══ QUELLE ══

# Ein bischen Linux :-D



## Cjava (8. Mai 2009)

Hallo!
Hab grad mit Lunix angefangen. Wir haben an der Uni ein paar Übungen gekriegt, die ich jetzt nochmal zuhause gemacht habe. Da ich aber hier kein Linux haben, hab ich mir ein Shell-Emulator runter geladen. Funktionert prächtig, bis auf einige ausnahmen:

- von wo haben sie sich auf das aktuelle System angeldet?
 Wäre das "which"?

- Informieren sie sich über den Arbeitsplatz der anderen Users (überhaupt keine Idee).

Bei der Übung hier, würde ich was mit cal und touch machen, dass geht aber bei meiner Konsole nicht, deshalb, bitte ich hier um ne kurze Hilfe:
- An welchen Wochentag wurden ihre Eltern geboren? 
- Erstelle eine Datei "Vater" + "Mutter" mit Kalenderausgabe des jeweiligen Geburtsjahr.

- Lösche "Vater.txt" in Uebung2/Uebung1 --> hier würde ich mv Uebung2/Uebung1/Vater.txt   machen, wäre das richtig?


- Zeige alle Dateinamen des aktuellen Verzeichnis an:
   - deren vorletztes Zeichen eine Ziffer ist  
   - Erzeuge eine Liste aler Dateien und Verzeichniss vom Subraum, für die alle Schreibrechte haben

- Such in dem Teilbaum /home alle Dateien die dir gehören

- Lass dir den Dateiinhalt anzeigen, aus dem Home Verzeichnis die neuer als eine Peferenzdatei sind (mit Bestätigung)


Hier noch etwas, vom dem ich überhaupt keine Ahnung habe:

-Zeige alle Zeilen in einen Text an
- die ein Wort enthalten, welches mit "L" anfängt und mit "h" endet
- deren erstes Zeichen ein "A" ist
- deren letztes Zeichen ein "e" ist
- die kein "u" enthalten.

═══
══ ROHDATEN ══

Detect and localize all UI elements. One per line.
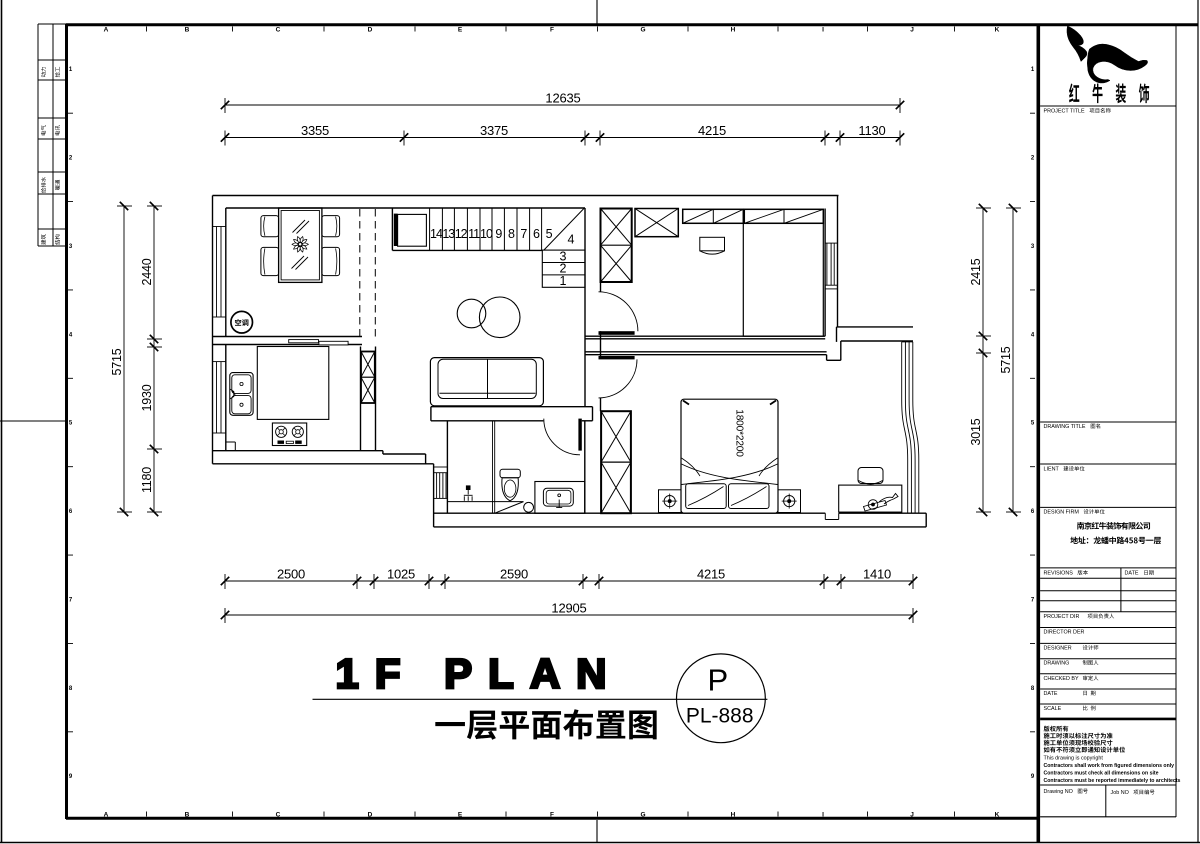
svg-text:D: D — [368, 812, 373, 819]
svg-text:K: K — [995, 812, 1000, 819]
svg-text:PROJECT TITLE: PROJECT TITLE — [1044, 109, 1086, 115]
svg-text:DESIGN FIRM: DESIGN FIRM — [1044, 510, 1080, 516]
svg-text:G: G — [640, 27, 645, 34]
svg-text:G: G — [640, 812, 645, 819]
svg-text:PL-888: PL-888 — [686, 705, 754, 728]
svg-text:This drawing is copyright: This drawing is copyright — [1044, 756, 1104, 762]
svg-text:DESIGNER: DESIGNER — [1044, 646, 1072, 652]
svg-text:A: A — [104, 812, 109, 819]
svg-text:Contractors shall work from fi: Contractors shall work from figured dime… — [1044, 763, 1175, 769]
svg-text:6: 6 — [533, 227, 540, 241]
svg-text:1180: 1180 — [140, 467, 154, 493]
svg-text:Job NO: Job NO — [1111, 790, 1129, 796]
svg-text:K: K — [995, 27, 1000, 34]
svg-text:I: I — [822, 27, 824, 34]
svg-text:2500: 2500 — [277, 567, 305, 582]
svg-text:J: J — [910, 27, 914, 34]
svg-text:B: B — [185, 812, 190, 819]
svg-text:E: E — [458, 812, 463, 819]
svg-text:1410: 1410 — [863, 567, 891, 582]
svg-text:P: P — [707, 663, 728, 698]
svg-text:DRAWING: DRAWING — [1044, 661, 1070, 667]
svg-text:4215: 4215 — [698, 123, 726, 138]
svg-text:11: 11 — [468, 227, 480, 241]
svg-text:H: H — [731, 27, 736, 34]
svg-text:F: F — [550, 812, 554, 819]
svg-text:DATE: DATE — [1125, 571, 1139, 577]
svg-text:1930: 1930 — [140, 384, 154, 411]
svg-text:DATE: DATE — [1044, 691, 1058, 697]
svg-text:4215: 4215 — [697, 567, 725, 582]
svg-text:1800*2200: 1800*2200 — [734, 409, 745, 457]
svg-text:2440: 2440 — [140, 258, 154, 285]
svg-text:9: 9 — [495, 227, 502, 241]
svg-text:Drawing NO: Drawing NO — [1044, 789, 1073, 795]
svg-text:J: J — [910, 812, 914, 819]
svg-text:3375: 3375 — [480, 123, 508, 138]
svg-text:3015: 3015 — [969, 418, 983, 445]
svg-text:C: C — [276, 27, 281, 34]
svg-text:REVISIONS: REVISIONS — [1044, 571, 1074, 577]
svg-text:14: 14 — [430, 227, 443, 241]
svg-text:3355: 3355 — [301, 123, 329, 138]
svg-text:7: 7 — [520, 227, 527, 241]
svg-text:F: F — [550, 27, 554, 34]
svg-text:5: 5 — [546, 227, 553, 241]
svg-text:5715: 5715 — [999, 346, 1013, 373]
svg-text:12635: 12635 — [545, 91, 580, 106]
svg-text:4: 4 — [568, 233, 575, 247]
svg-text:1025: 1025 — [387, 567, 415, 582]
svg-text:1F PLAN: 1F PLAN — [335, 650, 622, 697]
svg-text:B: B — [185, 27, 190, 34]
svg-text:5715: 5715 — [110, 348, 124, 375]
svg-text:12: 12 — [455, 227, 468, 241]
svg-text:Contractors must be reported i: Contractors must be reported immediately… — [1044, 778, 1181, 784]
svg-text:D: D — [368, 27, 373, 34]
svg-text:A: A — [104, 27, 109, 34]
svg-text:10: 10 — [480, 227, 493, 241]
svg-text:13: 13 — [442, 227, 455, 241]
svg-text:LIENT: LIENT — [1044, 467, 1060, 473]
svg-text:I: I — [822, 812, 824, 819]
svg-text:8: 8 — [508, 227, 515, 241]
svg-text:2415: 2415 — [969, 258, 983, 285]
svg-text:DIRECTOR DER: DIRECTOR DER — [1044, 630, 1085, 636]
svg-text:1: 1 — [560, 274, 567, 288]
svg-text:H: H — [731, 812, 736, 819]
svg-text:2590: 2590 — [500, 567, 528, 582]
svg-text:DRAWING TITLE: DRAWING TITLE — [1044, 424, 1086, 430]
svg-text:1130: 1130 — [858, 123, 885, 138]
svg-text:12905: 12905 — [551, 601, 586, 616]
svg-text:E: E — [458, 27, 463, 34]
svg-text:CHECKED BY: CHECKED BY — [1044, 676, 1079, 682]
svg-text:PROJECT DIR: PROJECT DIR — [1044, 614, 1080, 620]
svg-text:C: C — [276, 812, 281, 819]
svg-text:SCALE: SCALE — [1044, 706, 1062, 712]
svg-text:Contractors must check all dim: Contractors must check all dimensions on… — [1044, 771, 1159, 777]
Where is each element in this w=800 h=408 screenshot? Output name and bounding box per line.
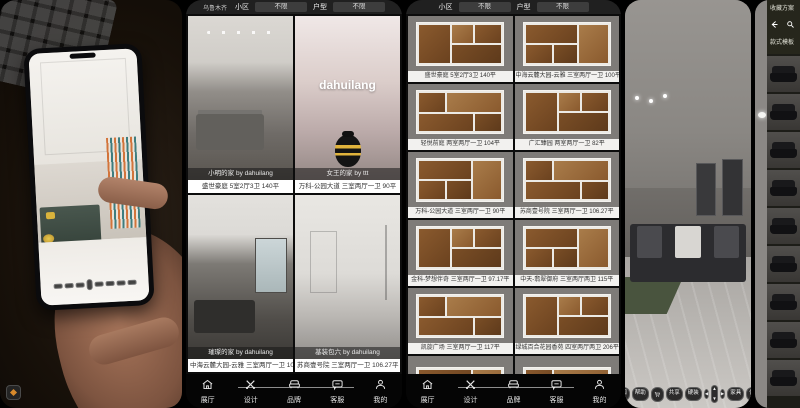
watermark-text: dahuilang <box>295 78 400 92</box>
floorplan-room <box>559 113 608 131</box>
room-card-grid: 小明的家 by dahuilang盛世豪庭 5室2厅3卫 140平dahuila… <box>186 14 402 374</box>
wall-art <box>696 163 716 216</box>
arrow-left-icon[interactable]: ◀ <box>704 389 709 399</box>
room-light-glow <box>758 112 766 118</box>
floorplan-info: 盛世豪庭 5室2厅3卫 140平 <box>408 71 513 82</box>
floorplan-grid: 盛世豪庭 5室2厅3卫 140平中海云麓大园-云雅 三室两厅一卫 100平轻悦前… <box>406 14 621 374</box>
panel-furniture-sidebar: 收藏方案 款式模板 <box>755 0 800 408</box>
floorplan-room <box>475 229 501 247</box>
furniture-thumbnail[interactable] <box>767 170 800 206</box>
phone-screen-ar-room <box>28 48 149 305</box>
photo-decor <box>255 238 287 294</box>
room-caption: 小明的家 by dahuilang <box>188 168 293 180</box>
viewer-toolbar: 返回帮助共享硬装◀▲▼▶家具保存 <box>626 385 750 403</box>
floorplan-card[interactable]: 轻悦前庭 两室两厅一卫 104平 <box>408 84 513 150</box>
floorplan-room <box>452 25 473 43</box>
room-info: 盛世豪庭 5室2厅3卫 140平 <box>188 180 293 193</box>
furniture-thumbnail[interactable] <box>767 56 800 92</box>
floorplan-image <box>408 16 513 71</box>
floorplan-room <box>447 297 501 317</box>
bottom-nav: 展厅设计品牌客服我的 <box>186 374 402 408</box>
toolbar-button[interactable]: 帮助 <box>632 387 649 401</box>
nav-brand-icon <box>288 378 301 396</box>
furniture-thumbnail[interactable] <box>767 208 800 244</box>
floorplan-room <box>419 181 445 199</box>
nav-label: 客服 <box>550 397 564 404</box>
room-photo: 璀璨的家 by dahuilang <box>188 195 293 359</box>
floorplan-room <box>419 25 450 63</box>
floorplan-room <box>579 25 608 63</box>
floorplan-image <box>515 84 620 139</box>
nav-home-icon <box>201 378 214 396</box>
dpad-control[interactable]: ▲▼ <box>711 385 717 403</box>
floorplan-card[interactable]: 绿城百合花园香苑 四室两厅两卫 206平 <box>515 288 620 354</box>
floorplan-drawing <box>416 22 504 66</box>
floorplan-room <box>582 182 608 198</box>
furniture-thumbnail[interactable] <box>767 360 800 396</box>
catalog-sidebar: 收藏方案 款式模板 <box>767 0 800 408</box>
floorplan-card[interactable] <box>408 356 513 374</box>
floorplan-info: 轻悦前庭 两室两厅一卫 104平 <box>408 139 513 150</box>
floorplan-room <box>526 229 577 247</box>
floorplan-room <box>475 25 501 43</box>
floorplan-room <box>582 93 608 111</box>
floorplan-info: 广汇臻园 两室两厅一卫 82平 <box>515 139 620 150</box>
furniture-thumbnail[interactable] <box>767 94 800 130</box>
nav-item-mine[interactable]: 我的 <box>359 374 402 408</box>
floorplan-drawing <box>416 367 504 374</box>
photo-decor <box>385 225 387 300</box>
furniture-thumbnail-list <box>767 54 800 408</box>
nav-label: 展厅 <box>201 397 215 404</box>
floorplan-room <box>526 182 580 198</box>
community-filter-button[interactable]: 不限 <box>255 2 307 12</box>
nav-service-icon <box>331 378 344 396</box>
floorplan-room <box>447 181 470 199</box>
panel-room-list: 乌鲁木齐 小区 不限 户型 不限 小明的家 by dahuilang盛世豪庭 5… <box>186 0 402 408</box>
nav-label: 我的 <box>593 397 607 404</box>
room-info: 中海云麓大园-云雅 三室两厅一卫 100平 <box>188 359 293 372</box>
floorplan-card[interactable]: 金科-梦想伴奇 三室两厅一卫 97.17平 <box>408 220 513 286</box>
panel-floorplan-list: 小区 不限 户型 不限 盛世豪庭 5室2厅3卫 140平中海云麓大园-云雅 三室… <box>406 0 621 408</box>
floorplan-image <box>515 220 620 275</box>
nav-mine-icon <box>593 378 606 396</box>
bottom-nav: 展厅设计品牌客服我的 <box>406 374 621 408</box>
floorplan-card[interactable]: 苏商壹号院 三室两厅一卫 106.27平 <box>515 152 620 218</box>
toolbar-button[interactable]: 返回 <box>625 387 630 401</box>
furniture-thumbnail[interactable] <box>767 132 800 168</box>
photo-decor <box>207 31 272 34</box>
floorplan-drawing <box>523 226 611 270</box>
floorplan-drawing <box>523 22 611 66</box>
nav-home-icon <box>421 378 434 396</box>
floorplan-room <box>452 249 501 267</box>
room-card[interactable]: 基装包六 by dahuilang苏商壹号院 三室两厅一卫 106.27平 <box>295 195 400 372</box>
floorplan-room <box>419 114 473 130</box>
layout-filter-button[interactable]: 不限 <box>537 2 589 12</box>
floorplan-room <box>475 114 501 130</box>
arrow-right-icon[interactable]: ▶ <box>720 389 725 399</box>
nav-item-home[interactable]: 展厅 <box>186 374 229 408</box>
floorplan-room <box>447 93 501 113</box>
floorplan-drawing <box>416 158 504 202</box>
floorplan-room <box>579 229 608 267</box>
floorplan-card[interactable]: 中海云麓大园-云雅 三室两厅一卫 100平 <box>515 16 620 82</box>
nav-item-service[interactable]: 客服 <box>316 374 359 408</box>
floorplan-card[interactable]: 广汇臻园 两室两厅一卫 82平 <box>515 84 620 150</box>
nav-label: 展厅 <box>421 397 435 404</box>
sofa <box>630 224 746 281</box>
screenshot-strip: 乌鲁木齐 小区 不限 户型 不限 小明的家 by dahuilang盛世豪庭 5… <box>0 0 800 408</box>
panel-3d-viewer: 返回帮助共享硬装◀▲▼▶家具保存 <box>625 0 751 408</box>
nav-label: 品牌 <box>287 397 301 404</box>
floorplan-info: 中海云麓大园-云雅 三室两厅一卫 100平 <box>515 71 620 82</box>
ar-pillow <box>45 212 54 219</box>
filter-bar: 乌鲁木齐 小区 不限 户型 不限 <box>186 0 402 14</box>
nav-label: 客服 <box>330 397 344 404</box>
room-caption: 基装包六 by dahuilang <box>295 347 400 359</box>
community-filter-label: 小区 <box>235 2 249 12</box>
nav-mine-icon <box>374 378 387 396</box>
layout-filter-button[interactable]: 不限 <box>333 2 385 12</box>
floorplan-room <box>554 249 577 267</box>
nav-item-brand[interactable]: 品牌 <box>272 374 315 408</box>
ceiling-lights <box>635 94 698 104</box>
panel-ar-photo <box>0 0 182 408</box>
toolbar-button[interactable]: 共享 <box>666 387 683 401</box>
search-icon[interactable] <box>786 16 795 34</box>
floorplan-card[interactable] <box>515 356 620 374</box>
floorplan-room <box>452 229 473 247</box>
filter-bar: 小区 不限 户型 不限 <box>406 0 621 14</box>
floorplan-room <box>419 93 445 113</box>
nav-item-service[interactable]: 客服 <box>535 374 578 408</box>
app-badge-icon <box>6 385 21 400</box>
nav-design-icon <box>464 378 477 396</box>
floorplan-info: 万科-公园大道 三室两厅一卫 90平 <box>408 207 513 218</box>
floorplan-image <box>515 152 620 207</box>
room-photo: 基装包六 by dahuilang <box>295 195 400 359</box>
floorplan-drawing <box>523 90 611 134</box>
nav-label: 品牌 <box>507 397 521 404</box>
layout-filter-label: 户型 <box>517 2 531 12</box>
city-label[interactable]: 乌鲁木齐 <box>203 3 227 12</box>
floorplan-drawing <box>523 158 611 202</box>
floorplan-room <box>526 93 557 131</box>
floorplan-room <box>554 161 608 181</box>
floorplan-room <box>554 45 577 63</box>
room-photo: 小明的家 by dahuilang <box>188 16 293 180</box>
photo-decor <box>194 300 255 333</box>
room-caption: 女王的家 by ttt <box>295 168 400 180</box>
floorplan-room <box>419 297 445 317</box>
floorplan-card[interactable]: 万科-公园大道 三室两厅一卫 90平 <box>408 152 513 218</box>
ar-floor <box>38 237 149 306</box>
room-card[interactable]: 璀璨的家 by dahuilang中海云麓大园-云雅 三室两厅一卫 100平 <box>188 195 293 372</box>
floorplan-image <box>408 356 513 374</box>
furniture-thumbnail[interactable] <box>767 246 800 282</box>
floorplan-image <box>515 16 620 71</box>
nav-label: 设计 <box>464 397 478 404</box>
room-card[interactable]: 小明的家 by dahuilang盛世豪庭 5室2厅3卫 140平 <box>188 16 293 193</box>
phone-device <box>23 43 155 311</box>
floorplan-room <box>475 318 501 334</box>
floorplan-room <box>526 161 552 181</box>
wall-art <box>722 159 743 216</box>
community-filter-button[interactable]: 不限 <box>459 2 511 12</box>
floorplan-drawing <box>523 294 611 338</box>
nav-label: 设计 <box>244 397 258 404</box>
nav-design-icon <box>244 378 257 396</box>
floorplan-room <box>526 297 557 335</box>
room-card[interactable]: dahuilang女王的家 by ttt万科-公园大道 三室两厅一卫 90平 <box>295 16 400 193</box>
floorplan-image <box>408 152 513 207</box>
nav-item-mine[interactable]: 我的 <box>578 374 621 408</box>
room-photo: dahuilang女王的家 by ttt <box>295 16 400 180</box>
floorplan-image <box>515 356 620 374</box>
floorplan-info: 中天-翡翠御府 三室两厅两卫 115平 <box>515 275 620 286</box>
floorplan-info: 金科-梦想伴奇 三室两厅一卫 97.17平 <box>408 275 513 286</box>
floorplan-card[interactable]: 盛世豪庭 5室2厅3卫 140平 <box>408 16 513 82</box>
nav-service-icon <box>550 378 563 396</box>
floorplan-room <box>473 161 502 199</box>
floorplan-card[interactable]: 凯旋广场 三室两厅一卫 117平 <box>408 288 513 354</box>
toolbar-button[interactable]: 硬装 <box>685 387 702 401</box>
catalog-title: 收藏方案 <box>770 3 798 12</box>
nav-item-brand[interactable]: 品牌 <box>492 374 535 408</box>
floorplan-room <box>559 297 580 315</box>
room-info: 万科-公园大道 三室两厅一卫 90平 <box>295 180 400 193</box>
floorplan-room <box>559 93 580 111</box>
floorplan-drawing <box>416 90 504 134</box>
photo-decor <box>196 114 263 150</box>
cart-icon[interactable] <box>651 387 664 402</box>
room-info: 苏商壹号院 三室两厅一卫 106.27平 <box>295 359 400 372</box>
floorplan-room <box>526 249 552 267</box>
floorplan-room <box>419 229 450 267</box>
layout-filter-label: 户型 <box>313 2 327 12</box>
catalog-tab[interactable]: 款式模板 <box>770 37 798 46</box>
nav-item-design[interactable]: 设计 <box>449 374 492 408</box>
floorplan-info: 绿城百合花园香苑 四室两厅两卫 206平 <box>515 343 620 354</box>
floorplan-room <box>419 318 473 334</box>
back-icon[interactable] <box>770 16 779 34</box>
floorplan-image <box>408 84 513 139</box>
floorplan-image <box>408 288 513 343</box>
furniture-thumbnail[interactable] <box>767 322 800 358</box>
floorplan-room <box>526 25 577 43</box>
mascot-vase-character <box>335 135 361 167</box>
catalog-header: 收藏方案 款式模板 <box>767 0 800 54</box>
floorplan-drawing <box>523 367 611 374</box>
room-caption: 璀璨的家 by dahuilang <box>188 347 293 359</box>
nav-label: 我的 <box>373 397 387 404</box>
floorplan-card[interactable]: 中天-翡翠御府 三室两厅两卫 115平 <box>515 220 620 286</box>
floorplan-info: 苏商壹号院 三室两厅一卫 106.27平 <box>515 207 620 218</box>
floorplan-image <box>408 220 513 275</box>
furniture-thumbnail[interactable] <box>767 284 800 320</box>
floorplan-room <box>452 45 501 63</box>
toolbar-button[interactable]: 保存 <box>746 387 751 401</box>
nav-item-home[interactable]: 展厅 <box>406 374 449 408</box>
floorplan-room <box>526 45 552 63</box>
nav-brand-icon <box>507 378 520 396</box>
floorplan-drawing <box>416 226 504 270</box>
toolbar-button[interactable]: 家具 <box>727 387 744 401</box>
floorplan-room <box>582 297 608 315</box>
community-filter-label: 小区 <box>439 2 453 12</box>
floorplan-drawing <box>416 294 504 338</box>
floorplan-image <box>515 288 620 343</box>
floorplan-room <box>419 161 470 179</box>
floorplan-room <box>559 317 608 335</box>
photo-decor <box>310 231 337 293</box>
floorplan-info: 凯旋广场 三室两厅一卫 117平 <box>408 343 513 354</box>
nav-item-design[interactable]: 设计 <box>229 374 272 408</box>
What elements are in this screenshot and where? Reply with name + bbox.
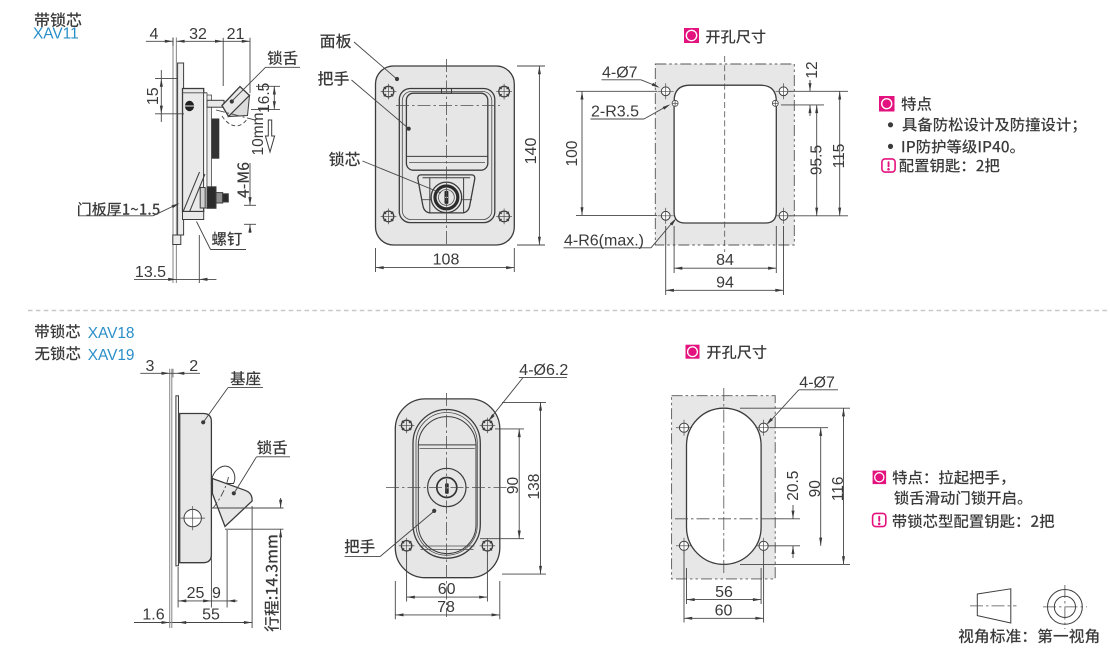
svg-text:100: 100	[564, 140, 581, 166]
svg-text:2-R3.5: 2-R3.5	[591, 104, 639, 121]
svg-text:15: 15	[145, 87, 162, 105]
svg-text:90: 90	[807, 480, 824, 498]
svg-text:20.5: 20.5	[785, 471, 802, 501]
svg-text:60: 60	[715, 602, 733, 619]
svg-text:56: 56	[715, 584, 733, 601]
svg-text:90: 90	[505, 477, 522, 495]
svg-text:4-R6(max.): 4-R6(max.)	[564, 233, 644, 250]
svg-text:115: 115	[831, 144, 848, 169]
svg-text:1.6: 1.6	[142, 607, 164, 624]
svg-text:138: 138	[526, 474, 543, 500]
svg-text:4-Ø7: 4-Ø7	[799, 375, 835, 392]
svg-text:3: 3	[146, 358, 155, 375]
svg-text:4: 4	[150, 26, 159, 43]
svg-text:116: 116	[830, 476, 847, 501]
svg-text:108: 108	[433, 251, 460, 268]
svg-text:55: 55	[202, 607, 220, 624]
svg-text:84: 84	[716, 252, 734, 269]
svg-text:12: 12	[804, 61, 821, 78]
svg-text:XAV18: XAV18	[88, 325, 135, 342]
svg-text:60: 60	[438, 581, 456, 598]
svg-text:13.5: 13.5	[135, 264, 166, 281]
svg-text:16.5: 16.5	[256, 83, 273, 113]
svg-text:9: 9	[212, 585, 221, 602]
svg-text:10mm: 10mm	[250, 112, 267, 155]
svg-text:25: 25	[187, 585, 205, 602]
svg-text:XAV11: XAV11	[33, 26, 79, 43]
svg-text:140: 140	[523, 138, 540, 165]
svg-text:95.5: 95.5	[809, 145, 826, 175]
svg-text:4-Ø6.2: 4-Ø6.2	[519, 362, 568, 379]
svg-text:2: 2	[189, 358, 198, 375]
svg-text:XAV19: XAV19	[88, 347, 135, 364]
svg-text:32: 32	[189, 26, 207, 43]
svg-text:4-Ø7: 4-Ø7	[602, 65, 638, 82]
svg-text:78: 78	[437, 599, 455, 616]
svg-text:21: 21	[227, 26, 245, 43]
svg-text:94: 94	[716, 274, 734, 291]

═══

— AUFGABENLISTE —
a: Was wurde laut dem Forenbeitrag zu Linux-Übungen heruntergeladen, weil zu Hause kein Linux vorhanden war?
b: Setzen Sie den Forenbeitrag zu Linux-Übungen im Anschluss an seinen letzten Satz fort.
Die Datensätze sind hierfür ohne Belang.

— LÖSUNGEN —
a: Ein Shell-Emulator.

b:
Ich weiß ist ein bischen viel, aber das sind nur max 10 % von den Aufgaben. Die anderen 90 % habe ich selbst hingekriegt :-D

Ich danke schon mal.

Mit einen freundlichen Gruß

CJava


----------



## neonfly (8. Mai 2009)

Konsolenbefehle


----------



## foobar (8. Mai 2009)

Bau dir doch eine Linux-VM mit Vmware oder Virtualbox, dann haste ein richtiges System zum testen oder du nutzt gleich eine Livesystem.




Cjava hat gesagt.:


> - von wo haben sie sich auf das aktuelle System angeldet?
> Wäre das "which"?


Nein: man which:
which  returns  the  pathnames  of  the  files  which would be executed in the current environment, had its arguments been given as commands in a
       strictly POSIX-conformant shell.  It does this by searching the PATH for executable files matching the names of the arguments.



Cjava hat gesagt.:


> - Informieren sie sich über den Arbeitsplatz der anderen Users (überhaupt keine Idee).


Damit ist bestimmt das Homeverzeichnis gemeint.



Cjava hat gesagt.:


> - Lösche "Vater.txt" in Uebung2/Uebung1 --> hier würde ich mv Uebung2/Uebung1/Vater.txt   machen, wäre das richtig?


rm löscht Dateien.



Cjava hat gesagt.:


> - Zeige alle Dateinamen des aktuellen Verzeichnis an:
> - deren vorletztes Zeichen eine Ziffer ist
> - Erzeuge eine Liste aler Dateien und Verzeichniss vom Subraum, für die alle Schreibrechte haben
> - Such in dem Teilbaum /home alle Dateien die dir gehören
> - Lass dir den Dateiinhalt anzeigen, aus dem Home Verzeichnis die neuer als eine Peferenzdatei sind (mit Bestätigung)


Guck dir mal ls, grep und find an.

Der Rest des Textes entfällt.